■ MATERIAL PROVIDED ■
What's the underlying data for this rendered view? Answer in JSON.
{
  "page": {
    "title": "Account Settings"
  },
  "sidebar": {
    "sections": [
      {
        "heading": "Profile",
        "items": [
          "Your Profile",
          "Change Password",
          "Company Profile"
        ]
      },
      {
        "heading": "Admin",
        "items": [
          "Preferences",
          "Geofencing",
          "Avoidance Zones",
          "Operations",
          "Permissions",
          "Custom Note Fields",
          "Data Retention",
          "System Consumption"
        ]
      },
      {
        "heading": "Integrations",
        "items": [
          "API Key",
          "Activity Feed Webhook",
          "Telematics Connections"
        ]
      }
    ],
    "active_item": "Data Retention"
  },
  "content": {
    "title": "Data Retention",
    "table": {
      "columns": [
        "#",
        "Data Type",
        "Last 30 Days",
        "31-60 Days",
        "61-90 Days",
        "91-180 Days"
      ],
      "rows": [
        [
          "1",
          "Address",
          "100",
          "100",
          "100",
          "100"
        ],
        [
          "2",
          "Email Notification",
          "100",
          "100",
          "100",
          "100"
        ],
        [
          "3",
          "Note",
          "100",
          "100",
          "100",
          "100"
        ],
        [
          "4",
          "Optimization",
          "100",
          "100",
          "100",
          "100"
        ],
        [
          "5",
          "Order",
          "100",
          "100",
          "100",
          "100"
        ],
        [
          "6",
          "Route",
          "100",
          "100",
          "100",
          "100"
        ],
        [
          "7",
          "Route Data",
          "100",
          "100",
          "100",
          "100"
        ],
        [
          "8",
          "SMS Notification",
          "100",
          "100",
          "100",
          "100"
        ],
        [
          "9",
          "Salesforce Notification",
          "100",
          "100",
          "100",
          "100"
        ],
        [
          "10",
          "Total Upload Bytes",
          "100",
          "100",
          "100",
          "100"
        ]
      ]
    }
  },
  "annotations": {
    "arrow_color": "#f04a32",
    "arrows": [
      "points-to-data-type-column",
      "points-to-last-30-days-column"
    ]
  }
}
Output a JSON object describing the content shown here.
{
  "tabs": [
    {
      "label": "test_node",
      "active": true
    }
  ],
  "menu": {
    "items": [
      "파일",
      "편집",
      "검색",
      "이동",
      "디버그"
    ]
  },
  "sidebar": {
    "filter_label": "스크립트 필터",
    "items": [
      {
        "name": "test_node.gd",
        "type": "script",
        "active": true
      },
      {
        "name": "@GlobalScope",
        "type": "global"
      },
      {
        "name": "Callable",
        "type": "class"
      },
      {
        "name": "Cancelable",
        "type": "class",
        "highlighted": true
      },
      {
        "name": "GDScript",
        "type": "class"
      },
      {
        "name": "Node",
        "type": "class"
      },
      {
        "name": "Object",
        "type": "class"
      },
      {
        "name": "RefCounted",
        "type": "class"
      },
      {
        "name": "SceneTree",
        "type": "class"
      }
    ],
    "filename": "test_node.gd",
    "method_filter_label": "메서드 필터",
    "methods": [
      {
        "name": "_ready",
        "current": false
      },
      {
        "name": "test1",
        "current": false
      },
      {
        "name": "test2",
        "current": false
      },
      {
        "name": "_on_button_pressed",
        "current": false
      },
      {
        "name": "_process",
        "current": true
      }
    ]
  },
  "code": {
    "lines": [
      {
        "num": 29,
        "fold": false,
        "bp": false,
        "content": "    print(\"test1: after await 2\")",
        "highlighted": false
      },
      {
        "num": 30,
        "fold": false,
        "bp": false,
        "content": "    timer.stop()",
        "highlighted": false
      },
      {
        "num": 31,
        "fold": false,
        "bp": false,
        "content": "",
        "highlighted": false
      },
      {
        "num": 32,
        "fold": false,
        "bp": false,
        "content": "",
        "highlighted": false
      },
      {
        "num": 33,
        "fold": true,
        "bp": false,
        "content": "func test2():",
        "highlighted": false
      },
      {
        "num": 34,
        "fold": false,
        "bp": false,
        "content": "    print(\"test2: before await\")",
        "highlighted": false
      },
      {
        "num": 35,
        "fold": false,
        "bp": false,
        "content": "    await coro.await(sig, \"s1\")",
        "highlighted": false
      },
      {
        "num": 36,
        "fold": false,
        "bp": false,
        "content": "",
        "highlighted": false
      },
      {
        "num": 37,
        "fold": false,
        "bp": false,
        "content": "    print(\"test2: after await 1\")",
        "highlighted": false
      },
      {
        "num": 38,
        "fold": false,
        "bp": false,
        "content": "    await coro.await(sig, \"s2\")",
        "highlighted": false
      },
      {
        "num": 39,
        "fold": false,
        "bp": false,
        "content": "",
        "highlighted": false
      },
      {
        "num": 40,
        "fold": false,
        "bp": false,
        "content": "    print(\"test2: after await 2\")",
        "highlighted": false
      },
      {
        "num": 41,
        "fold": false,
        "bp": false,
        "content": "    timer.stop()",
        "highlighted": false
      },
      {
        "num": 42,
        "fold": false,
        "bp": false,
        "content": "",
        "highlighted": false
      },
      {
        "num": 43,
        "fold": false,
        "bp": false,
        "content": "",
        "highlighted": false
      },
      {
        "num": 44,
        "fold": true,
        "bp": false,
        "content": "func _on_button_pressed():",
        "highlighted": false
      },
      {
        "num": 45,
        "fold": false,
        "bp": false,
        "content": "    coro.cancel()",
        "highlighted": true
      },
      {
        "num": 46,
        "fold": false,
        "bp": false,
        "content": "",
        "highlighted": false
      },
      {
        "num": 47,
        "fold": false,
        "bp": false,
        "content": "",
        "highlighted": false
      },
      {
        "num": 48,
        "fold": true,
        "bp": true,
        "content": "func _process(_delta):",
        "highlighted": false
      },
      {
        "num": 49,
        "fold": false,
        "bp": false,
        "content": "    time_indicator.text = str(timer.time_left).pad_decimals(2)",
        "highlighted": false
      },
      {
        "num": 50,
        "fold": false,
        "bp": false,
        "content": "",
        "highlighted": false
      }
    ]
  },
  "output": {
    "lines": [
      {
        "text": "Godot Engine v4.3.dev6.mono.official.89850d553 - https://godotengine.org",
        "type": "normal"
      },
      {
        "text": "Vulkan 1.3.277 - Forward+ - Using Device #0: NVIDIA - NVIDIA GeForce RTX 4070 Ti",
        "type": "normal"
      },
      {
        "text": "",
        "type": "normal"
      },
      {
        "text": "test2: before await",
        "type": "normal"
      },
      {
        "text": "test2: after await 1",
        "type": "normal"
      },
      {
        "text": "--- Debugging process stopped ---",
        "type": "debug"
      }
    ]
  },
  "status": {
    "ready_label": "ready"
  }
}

■ WRITTEN EXERCISE ■
Reproduce the full listing exactly.

■ RESPONSE FOR THIS EXERCISE ■
What's the underlying data for this rendered view? Answer in JSON.
{
  "page": {
    "title": "Account Settings"
  },
  "sidebar": {
    "sections": [
      {
        "heading": "Profile",
        "items": [
          "Your Profile",
          "Change Password",
          "Company Profile"
        ]
      },
      {
        "heading": "Admin",
        "items": [
          "Preferences",
          "Geofencing",
          "Avoidance Zones",
          "Operations",
          "Permissions",
          "Custom Note Fields",
          "Data Retention",
          "System Consumption"
        ]
      },
      {
        "heading": "Integrations",
        "items": [
          "API Key",
          "Activity Feed Webhook",
          "Telematics Connections"
        ]
      }
    ],
    "active_item": "Data Retention"
  },
  "content": {
    "title": "Data Retention",
    "table": {
      "columns": [
        "#",
        "Data Type",
        "Last 30 Days",
        "31-60 Days",
        "61-90 Days",
        "91-180 Days"
      ],
      "rows": [
        [
          "1",
          "Address",
          "100",
          "100",
          "100",
          "100"
        ],
        [
          "2",
          "Email Notification",
          "100",
          "100",
          "100",
          "100"
        ],
        [
          "3",
          "Note",
          "100",
          "100",
          "100",
          "100"
        ],
        [
          "4",
          "Optimization",
          "100",
          "100",
          "100",
          "100"
        ],
        [
          "5",
          "Order",
          "100",
          "100",
          "100",
          "100"
        ],
        [
          "6",
          "Route",
          "100",
          "100",
          "100",
          "100"
        ],
        [
          "7",
          "Route Data",
          "100",
          "100",
          "100",
          "100"
        ],
        [
          "8",
          "SMS Notification",
          "100",
          "100",
          "100",
          "100"
        ],
        [
          "9",
          "Salesforce Notification",
          "100",
          "100",
          "100",
          "100"
        ],
        [
          "10",
          "Total Upload Bytes",
          "100",
          "100",
          "100",
          "100"
        ]
      ]
    }
  },
  "annotations": {
    "arrow_color": "#f04a32",
    "arrows": [
      "points-to-data-type-column",
      "points-to-last-30-days-column"
    ]
  }
}
Output a JSON object describing the content shown here.
{
  "tabs": [
    {
      "label": "test_node",
      "active": true
    }
  ],
  "menu": {
    "items": [
      "파일",
      "편집",
      "검색",
      "이동",
      "디버그"
    ]
  },
  "sidebar": {
    "filter_label": "스크립트 필터",
    "items": [
      {
        "name": "test_node.gd",
        "type": "script",
        "active": true
      },
      {
        "name": "@GlobalScope",
        "type": "global"
      },
      {
        "name": "Callable",
        "type": "class"
      },
      {
        "name": "Cancelable",
        "type": "class",
        "highlighted": true
      },
      {
        "name": "GDScript",
        "type": "class"
      },
      {
        "name": "Node",
        "type": "class"
      },
      {
        "name": "Object",
        "type": "class"
      },
      {
        "name": "RefCounted",
        "type": "class"
      },
      {
        "name": "SceneTree",
        "type": "class"
      }
    ],
    "filename": "test_node.gd",
    "method_filter_label": "메서드 필터",
    "methods": [
      {
        "name": "_ready",
        "current": false
      },
      {
        "name": "test1",
        "current": false
      },
      {
        "name": "test2",
        "current": false
      },
      {
        "name": "_on_button_pressed",
        "current": false
      },
      {
        "name": "_process",
        "current": true
      }
    ]
  },
  "code": {
    "lines": [
      {
        "num": 29,
        "fold": false,
        "bp": false,
        "content": "    print(\"test1: after await 2\")",
        "highlighted": false
      },
      {
        "num": 30,
        "fold": false,
        "bp": false,
        "content": "    timer.stop()",
        "highlighted": false
      },
      {
        "num": 31,
        "fold": false,
        "bp": false,
        "content": "",
        "highlighted": false
      },
      {
        "num": 32,
        "fold": false,
        "bp": false,
        "content": "",
        "highlighted": false
      },
      {
        "num": 33,
        "fold": true,
        "bp": false,
        "content": "func test2():",
        "highlighted": false
      },
      {
        "num": 34,
        "fold": false,
        "bp": false,
        "content": "    print(\"test2: before await\")",
        "highlighted": false
      },
      {
        "num": 35,
        "fold": false,
        "bp": false,
        "content": "    await coro.await(sig, \"s1\")",
        "highlighted": false
      },
      {
        "num": 36,
        "fold": false,
        "bp": false,
        "content": "",
        "highlighted": false
      },
      {
        "num": 37,
        "fold": false,
        "bp": false,
        "content": "    print(\"test2: after await 1\")",
        "highlighted": false
      },
      {
        "num": 38,
        "fold": false,
        "bp": false,
        "content": "    await coro.await(sig, \"s2\")",
        "highlighted": false
      },
      {
        "num": 39,
        "fold": false,
        "bp": false,
        "content": "",
        "highlighted": false
      },
      {
        "num": 40,
        "fold": false,
        "bp": false,
        "content": "    print(\"test2: after await 2\")",
        "highlighted": false
      },
      {
        "num": 41,
        "fold": false,
        "bp": false,
        "content": "    timer.stop()",
        "highlighted": false
      },
      {
        "num": 42,
        "fold": false,
        "bp": false,
        "content": "",
        "highlighted": false
      },
      {
        "num": 43,
        "fold": false,
        "bp": false,
        "content": "",
        "highlighted": false
      },
      {
        "num": 44,
        "fold": true,
        "bp": false,
        "content": "func _on_button_pressed():",
        "highlighted": false
      },
      {
        "num": 45,
        "fold": false,
        "bp": false,
        "content": "    coro.cancel()",
        "highlighted": true
      },
      {
        "num": 46,
        "fold": false,
        "bp": false,
        "content": "",
        "highlighted": false
      },
      {
        "num": 47,
        "fold": false,
        "bp": false,
        "content": "",
        "highlighted": false
      },
      {
        "num": 48,
        "fold": true,
        "bp": true,
        "content": "func _process(_delta):",
        "highlighted": false
      },
      {
        "num": 49,
        "fold": false,
        "bp": false,
        "content": "    time_indicator.text = str(timer.time_left).pad_decimals(2)",
        "highlighted": false
      },
      {
        "num": 50,
        "fold": false,
        "bp": false,
        "content": "",
        "highlighted": false
      }
    ]
  },
  "output": {
    "lines": [
      {
        "text": "Godot Engine v4.3.dev6.mono.official.89850d553 - https://godotengine.org",
        "type": "normal"
      },
      {
        "text": "Vulkan 1.3.277 - Forward+ - Using Device #0: NVIDIA - NVIDIA GeForce RTX 4070 Ti",
        "type": "normal"
      },
      {
        "text": "",
        "type": "normal"
      },
      {
        "text": "test2: before await",
        "type": "normal"
      },
      {
        "text": "test2: after await 1",
        "type": "normal"
      },
      {
        "text": "--- Debugging process stopped ---",
        "type": "debug"
      }
    ]
  },
  "status": {
    "ready_label": "ready"
  }
}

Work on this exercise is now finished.